[Stored entries]

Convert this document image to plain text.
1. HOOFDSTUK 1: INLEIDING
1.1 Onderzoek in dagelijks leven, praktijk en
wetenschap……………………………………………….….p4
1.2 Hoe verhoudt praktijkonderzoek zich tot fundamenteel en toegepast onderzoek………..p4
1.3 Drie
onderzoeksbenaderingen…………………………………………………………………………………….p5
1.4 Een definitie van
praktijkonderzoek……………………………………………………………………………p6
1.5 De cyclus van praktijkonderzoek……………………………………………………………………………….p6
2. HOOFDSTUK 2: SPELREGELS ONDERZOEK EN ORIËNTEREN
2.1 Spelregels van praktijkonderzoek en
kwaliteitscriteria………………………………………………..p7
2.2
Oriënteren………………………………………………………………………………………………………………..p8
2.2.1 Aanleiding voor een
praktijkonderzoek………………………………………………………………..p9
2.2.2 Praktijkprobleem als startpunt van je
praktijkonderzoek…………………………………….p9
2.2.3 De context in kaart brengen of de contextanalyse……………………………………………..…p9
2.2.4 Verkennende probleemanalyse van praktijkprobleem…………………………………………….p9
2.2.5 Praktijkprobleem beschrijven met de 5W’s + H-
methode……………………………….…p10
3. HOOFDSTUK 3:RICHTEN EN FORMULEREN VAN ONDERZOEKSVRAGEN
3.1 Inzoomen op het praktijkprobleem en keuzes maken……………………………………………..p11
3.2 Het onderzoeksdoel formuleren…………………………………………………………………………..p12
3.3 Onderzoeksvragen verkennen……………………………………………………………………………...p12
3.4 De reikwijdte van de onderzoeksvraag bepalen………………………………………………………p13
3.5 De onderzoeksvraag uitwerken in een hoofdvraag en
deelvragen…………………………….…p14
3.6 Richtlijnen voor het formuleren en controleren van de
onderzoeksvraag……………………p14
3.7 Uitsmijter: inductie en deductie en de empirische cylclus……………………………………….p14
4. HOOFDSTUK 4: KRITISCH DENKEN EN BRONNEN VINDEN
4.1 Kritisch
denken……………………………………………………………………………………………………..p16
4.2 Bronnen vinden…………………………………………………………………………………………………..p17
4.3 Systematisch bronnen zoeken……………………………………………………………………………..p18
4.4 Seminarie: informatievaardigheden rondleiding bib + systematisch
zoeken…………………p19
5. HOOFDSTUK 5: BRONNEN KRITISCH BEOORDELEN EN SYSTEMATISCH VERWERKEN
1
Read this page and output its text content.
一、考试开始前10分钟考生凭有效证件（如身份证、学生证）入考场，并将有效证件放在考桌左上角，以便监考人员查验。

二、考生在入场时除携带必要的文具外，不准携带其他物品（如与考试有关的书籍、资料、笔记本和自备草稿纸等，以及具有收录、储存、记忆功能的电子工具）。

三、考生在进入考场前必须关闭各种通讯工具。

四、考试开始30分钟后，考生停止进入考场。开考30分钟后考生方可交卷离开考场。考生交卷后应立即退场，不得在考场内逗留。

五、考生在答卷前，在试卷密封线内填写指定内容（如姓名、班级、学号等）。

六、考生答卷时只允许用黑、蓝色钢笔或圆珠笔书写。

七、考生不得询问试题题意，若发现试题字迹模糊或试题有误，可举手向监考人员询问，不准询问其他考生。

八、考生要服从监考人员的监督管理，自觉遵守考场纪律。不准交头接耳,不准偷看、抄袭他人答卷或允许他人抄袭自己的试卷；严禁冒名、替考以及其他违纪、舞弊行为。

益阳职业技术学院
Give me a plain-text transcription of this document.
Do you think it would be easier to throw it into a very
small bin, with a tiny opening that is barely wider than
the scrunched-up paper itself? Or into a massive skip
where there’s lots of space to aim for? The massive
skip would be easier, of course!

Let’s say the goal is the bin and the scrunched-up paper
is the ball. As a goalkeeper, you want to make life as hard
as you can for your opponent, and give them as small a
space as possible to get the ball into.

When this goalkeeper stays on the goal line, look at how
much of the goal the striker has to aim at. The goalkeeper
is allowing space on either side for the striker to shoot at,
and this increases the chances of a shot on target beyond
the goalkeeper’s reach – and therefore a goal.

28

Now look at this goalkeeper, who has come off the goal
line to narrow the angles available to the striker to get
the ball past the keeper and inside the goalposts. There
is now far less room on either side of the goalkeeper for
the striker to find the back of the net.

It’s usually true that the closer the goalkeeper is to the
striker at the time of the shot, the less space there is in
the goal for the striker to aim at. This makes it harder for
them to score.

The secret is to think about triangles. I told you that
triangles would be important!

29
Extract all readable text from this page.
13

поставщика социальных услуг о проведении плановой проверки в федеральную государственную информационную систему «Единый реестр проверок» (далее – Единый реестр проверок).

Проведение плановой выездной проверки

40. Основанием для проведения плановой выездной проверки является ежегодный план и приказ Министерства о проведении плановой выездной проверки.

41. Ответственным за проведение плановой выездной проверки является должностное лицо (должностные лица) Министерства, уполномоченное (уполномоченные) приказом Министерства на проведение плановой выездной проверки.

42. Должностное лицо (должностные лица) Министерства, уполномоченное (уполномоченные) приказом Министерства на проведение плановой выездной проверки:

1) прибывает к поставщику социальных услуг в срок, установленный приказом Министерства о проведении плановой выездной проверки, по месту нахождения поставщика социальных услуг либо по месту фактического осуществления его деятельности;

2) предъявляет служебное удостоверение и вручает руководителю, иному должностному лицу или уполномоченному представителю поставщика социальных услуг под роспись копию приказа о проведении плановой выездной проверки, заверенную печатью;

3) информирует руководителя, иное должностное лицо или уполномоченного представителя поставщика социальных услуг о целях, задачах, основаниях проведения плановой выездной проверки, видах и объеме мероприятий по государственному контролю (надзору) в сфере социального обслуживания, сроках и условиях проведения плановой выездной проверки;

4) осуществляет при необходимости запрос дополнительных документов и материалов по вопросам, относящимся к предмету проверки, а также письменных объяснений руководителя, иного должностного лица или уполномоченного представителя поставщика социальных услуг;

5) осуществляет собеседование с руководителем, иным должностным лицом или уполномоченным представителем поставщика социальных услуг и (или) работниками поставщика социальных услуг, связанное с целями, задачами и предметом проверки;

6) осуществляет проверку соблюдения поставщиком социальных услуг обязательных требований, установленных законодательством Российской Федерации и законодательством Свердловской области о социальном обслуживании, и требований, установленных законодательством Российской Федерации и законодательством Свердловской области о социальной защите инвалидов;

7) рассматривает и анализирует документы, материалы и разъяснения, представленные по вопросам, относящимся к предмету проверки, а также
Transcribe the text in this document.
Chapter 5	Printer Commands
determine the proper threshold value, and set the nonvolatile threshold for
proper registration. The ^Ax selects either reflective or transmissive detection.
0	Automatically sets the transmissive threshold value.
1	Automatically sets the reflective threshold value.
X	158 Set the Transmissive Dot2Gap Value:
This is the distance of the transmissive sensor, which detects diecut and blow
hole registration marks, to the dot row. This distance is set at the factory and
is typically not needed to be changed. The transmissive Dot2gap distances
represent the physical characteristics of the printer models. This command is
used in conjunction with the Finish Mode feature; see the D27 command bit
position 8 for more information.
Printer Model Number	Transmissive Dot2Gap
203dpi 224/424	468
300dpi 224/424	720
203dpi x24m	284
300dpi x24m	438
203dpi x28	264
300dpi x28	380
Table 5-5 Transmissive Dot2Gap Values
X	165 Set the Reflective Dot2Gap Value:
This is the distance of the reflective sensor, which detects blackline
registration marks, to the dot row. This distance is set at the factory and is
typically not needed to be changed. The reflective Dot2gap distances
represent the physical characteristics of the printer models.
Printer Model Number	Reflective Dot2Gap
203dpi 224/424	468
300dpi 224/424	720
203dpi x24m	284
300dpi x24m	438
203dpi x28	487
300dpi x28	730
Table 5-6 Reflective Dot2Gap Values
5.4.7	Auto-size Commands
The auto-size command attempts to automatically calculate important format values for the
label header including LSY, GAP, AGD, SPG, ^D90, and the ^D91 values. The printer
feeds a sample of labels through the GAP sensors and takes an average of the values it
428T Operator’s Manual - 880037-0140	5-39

* Set exercise *
Find all lines where the word "easier" appears. Copy them.

* Exercise answer *
Do you think it would be easier to throw it into a very
skip would be easier, of course!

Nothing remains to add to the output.